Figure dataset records

^^^^^^^^^^^^^^^^

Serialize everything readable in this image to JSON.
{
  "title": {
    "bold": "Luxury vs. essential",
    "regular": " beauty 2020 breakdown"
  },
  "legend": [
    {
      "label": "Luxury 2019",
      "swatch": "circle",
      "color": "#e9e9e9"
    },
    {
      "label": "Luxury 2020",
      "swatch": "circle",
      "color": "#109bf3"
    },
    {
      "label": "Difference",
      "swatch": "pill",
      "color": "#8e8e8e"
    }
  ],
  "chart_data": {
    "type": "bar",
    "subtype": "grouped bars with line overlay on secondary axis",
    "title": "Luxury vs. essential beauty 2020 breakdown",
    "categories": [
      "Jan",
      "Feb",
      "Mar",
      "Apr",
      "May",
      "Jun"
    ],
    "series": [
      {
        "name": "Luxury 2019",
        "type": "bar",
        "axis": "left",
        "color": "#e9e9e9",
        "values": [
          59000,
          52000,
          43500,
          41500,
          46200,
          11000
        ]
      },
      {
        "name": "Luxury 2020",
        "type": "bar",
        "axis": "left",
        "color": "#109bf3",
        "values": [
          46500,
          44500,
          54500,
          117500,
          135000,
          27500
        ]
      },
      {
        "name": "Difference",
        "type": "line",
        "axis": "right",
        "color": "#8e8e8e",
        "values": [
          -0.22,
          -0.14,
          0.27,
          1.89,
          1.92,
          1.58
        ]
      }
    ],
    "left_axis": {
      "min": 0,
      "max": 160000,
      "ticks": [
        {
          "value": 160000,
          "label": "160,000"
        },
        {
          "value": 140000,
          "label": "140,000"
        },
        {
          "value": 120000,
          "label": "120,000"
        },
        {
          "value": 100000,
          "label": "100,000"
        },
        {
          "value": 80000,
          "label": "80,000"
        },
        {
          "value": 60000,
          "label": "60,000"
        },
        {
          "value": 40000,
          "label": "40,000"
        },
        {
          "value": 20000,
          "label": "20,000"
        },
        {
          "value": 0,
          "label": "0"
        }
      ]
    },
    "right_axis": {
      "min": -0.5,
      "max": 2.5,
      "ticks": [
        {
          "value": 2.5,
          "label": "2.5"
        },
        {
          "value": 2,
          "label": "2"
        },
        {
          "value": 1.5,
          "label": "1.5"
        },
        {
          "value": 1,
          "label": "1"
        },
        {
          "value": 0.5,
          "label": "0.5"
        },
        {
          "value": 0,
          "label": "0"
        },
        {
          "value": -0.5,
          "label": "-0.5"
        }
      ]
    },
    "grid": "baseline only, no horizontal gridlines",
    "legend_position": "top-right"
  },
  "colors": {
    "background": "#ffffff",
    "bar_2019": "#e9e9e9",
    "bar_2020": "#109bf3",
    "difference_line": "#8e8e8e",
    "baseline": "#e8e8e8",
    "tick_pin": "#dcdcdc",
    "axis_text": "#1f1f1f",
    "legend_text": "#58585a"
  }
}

^^^^^^^^^^^^^^^^

Given request:
All entries must be repeated verbatim.

In response:
Serialize everything readable in this image to JSON.
{
  "title": {
    "bold": "Luxury vs. essential",
    "regular": " beauty 2020 breakdown"
  },
  "legend": [
    {
      "label": "Luxury 2019",
      "swatch": "circle",
      "color": "#e9e9e9"
    },
    {
      "label": "Luxury 2020",
      "swatch": "circle",
      "color": "#109bf3"
    },
    {
      "label": "Difference",
      "swatch": "pill",
      "color": "#8e8e8e"
    }
  ],
  "chart_data": {
    "type": "bar",
    "subtype": "grouped bars with line overlay on secondary axis",
    "title": "Luxury vs. essential beauty 2020 breakdown",
    "categories": [
      "Jan",
      "Feb",
      "Mar",
      "Apr",
      "May",
      "Jun"
    ],
    "series": [
      {
        "name": "Luxury 2019",
        "type": "bar",
        "axis": "left",
        "color": "#e9e9e9",
        "values": [
          59000,
          52000,
          43500,
          41500,
          46200,
          11000
        ]
      },
      {
        "name": "Luxury 2020",
        "type": "bar",
        "axis": "left",
        "color": "#109bf3",
        "values": [
          46500,
          44500,
          54500,
          117500,
          135000,
          27500
        ]
      },
      {
        "name": "Difference",
        "type": "line",
        "axis": "right",
        "color": "#8e8e8e",
        "values": [
          -0.22,
          -0.14,
          0.27,
          1.89,
          1.92,
          1.58
        ]
      }
    ],
    "left_axis": {
      "min": 0,
      "max": 160000,
      "ticks": [
        {
          "value": 160000,
          "label": "160,000"
        },
        {
          "value": 140000,
          "label": "140,000"
        },
        {
          "value": 120000,
          "label": "120,000"
        },
        {
          "value": 100000,
          "label": "100,000"
        },
        {
          "value": 80000,
          "label": "80,000"
        },
        {
          "value": 60000,
          "label": "60,000"
        },
        {
          "value": 40000,
          "label": "40,000"
        },
        {
          "value": 20000,
          "label": "20,000"
        },
        {
          "value": 0,
          "label": "0"
        }
      ]
    },
    "right_axis": {
      "min": -0.5,
      "max": 2.5,
      "ticks": [
        {
          "value": 2.5,
          "label": "2.5"
        },
        {
          "value": 2,
          "label": "2"
        },
        {
          "value": 1.5,
          "label": "1.5"
        },
        {
          "value": 1,
          "label": "1"
        },
        {
          "value": 0.5,
          "label": "0.5"
        },
        {
          "value": 0,
          "label": "0"
        },
        {
          "value": -0.5,
          "label": "-0.5"
        }
      ]
    },
    "grid": "baseline only, no horizontal gridlines",
    "legend_position": "top-right"
  },
  "colors": {
    "background": "#ffffff",
    "bar_2019": "#e9e9e9",
    "bar_2020": "#109bf3",
    "difference_line": "#8e8e8e",
    "baseline": "#e8e8e8",
    "tick_pin": "#dcdcdc",
    "axis_text": "#1f1f1f",
    "legend_text": "#58585a"
  }
}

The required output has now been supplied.